--- start Records shown ---

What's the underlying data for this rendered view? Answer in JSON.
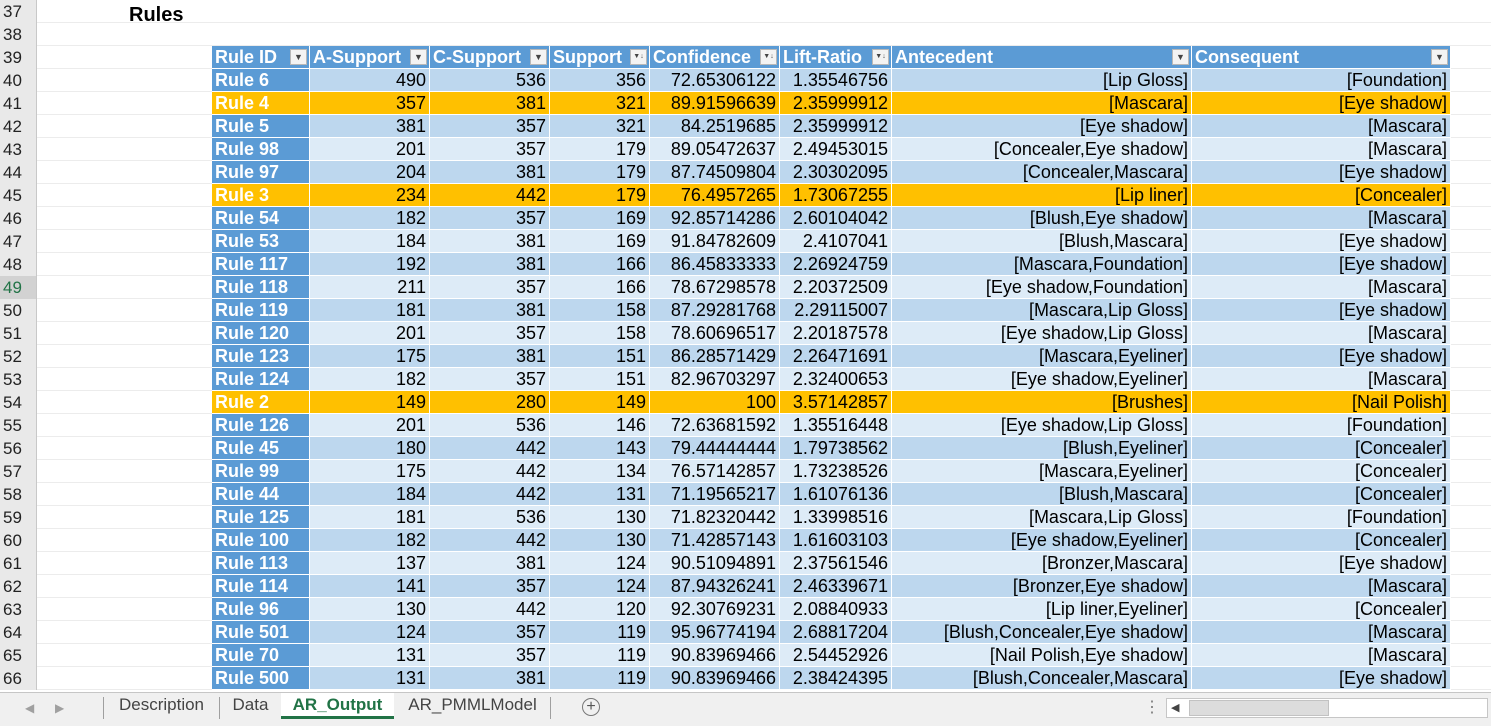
{
  "sheet": {
    "title_row": "37",
    "title": "Rules",
    "blank_row": "38",
    "header_row": "39",
    "selected_row": "49",
    "columns": [
      "Rule ID",
      "A-Support",
      "C-Support",
      "Support",
      "Confidence",
      "Lift-Ratio",
      "Antecedent",
      "Consequent"
    ],
    "filter_icons": [
      "dropdown-icon",
      "dropdown-icon",
      "dropdown-icon",
      "sort-desc-icon",
      "sort-desc-icon",
      "sort-desc-icon",
      "dropdown-icon",
      "dropdown-icon"
    ],
    "colors": {
      "header_blue": "#5b9bd5",
      "band_light": "#ddebf7",
      "band_dark": "#bdd7ee",
      "highlight": "#ffc000",
      "active_tab": "#217346"
    },
    "rows": [
      {
        "rn": "40",
        "id": "Rule 6",
        "a": "490",
        "c": "536",
        "s": "356",
        "conf": "72.65306122",
        "lift": "1.35546756",
        "ant": "[Lip Gloss]",
        "con": "[Foundation]",
        "hl": false
      },
      {
        "rn": "41",
        "id": "Rule 4",
        "a": "357",
        "c": "381",
        "s": "321",
        "conf": "89.91596639",
        "lift": "2.35999912",
        "ant": "[Mascara]",
        "con": "[Eye shadow]",
        "hl": true
      },
      {
        "rn": "42",
        "id": "Rule 5",
        "a": "381",
        "c": "357",
        "s": "321",
        "conf": "84.2519685",
        "lift": "2.35999912",
        "ant": "[Eye shadow]",
        "con": "[Mascara]",
        "hl": false
      },
      {
        "rn": "43",
        "id": "Rule 98",
        "a": "201",
        "c": "357",
        "s": "179",
        "conf": "89.05472637",
        "lift": "2.49453015",
        "ant": "[Concealer,Eye shadow]",
        "con": "[Mascara]",
        "hl": false
      },
      {
        "rn": "44",
        "id": "Rule 97",
        "a": "204",
        "c": "381",
        "s": "179",
        "conf": "87.74509804",
        "lift": "2.30302095",
        "ant": "[Concealer,Mascara]",
        "con": "[Eye shadow]",
        "hl": false
      },
      {
        "rn": "45",
        "id": "Rule 3",
        "a": "234",
        "c": "442",
        "s": "179",
        "conf": "76.4957265",
        "lift": "1.73067255",
        "ant": "[Lip liner]",
        "con": "[Concealer]",
        "hl": true
      },
      {
        "rn": "46",
        "id": "Rule 54",
        "a": "182",
        "c": "357",
        "s": "169",
        "conf": "92.85714286",
        "lift": "2.60104042",
        "ant": "[Blush,Eye shadow]",
        "con": "[Mascara]",
        "hl": false
      },
      {
        "rn": "47",
        "id": "Rule 53",
        "a": "184",
        "c": "381",
        "s": "169",
        "conf": "91.84782609",
        "lift": "2.4107041",
        "ant": "[Blush,Mascara]",
        "con": "[Eye shadow]",
        "hl": false
      },
      {
        "rn": "48",
        "id": "Rule 117",
        "a": "192",
        "c": "381",
        "s": "166",
        "conf": "86.45833333",
        "lift": "2.26924759",
        "ant": "[Mascara,Foundation]",
        "con": "[Eye shadow]",
        "hl": false
      },
      {
        "rn": "49",
        "id": "Rule 118",
        "a": "211",
        "c": "357",
        "s": "166",
        "conf": "78.67298578",
        "lift": "2.20372509",
        "ant": "[Eye shadow,Foundation]",
        "con": "[Mascara]",
        "hl": false
      },
      {
        "rn": "50",
        "id": "Rule 119",
        "a": "181",
        "c": "381",
        "s": "158",
        "conf": "87.29281768",
        "lift": "2.29115007",
        "ant": "[Mascara,Lip Gloss]",
        "con": "[Eye shadow]",
        "hl": false
      },
      {
        "rn": "51",
        "id": "Rule 120",
        "a": "201",
        "c": "357",
        "s": "158",
        "conf": "78.60696517",
        "lift": "2.20187578",
        "ant": "[Eye shadow,Lip Gloss]",
        "con": "[Mascara]",
        "hl": false
      },
      {
        "rn": "52",
        "id": "Rule 123",
        "a": "175",
        "c": "381",
        "s": "151",
        "conf": "86.28571429",
        "lift": "2.26471691",
        "ant": "[Mascara,Eyeliner]",
        "con": "[Eye shadow]",
        "hl": false
      },
      {
        "rn": "53",
        "id": "Rule 124",
        "a": "182",
        "c": "357",
        "s": "151",
        "conf": "82.96703297",
        "lift": "2.32400653",
        "ant": "[Eye shadow,Eyeliner]",
        "con": "[Mascara]",
        "hl": false
      },
      {
        "rn": "54",
        "id": "Rule 2",
        "a": "149",
        "c": "280",
        "s": "149",
        "conf": "100",
        "lift": "3.57142857",
        "ant": "[Brushes]",
        "con": "[Nail Polish]",
        "hl": true
      },
      {
        "rn": "55",
        "id": "Rule 126",
        "a": "201",
        "c": "536",
        "s": "146",
        "conf": "72.63681592",
        "lift": "1.35516448",
        "ant": "[Eye shadow,Lip Gloss]",
        "con": "[Foundation]",
        "hl": false
      },
      {
        "rn": "56",
        "id": "Rule 45",
        "a": "180",
        "c": "442",
        "s": "143",
        "conf": "79.44444444",
        "lift": "1.79738562",
        "ant": "[Blush,Eyeliner]",
        "con": "[Concealer]",
        "hl": false
      },
      {
        "rn": "57",
        "id": "Rule 99",
        "a": "175",
        "c": "442",
        "s": "134",
        "conf": "76.57142857",
        "lift": "1.73238526",
        "ant": "[Mascara,Eyeliner]",
        "con": "[Concealer]",
        "hl": false
      },
      {
        "rn": "58",
        "id": "Rule 44",
        "a": "184",
        "c": "442",
        "s": "131",
        "conf": "71.19565217",
        "lift": "1.61076136",
        "ant": "[Blush,Mascara]",
        "con": "[Concealer]",
        "hl": false
      },
      {
        "rn": "59",
        "id": "Rule 125",
        "a": "181",
        "c": "536",
        "s": "130",
        "conf": "71.82320442",
        "lift": "1.33998516",
        "ant": "[Mascara,Lip Gloss]",
        "con": "[Foundation]",
        "hl": false
      },
      {
        "rn": "60",
        "id": "Rule 100",
        "a": "182",
        "c": "442",
        "s": "130",
        "conf": "71.42857143",
        "lift": "1.61603103",
        "ant": "[Eye shadow,Eyeliner]",
        "con": "[Concealer]",
        "hl": false
      },
      {
        "rn": "61",
        "id": "Rule 113",
        "a": "137",
        "c": "381",
        "s": "124",
        "conf": "90.51094891",
        "lift": "2.37561546",
        "ant": "[Bronzer,Mascara]",
        "con": "[Eye shadow]",
        "hl": false
      },
      {
        "rn": "62",
        "id": "Rule 114",
        "a": "141",
        "c": "357",
        "s": "124",
        "conf": "87.94326241",
        "lift": "2.46339671",
        "ant": "[Bronzer,Eye shadow]",
        "con": "[Mascara]",
        "hl": false
      },
      {
        "rn": "63",
        "id": "Rule 96",
        "a": "130",
        "c": "442",
        "s": "120",
        "conf": "92.30769231",
        "lift": "2.08840933",
        "ant": "[Lip liner,Eyeliner]",
        "con": "[Concealer]",
        "hl": false
      },
      {
        "rn": "64",
        "id": "Rule 501",
        "a": "124",
        "c": "357",
        "s": "119",
        "conf": "95.96774194",
        "lift": "2.68817204",
        "ant": "[Blush,Concealer,Eye shadow]",
        "con": "[Mascara]",
        "hl": false
      },
      {
        "rn": "65",
        "id": "Rule 70",
        "a": "131",
        "c": "357",
        "s": "119",
        "conf": "90.83969466",
        "lift": "2.54452926",
        "ant": "[Nail Polish,Eye shadow]",
        "con": "[Mascara]",
        "hl": false
      },
      {
        "rn": "66",
        "id": "Rule 500",
        "a": "131",
        "c": "381",
        "s": "119",
        "conf": "90.83969466",
        "lift": "2.38424395",
        "ant": "[Blush,Concealer,Mascara]",
        "con": "[Eye shadow]",
        "hl": false
      }
    ]
  },
  "tabs": {
    "items": [
      "Description",
      "Data",
      "AR_Output",
      "AR_PMMLModel"
    ],
    "active": "AR_Output",
    "add_icon": "plus-circle-icon",
    "prev_icon": "chevron-left-icon",
    "next_icon": "chevron-right-icon",
    "more_icon": "ellipsis-icon"
  }
}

--- end Records shown ---

*Aim of the exercise*:
Go through the records and gather the lines that hold "Bronzer".

*The completed task*:
        "ant": "[Bronzer,Mascara]",
        "ant": "[Bronzer,Eye shadow]",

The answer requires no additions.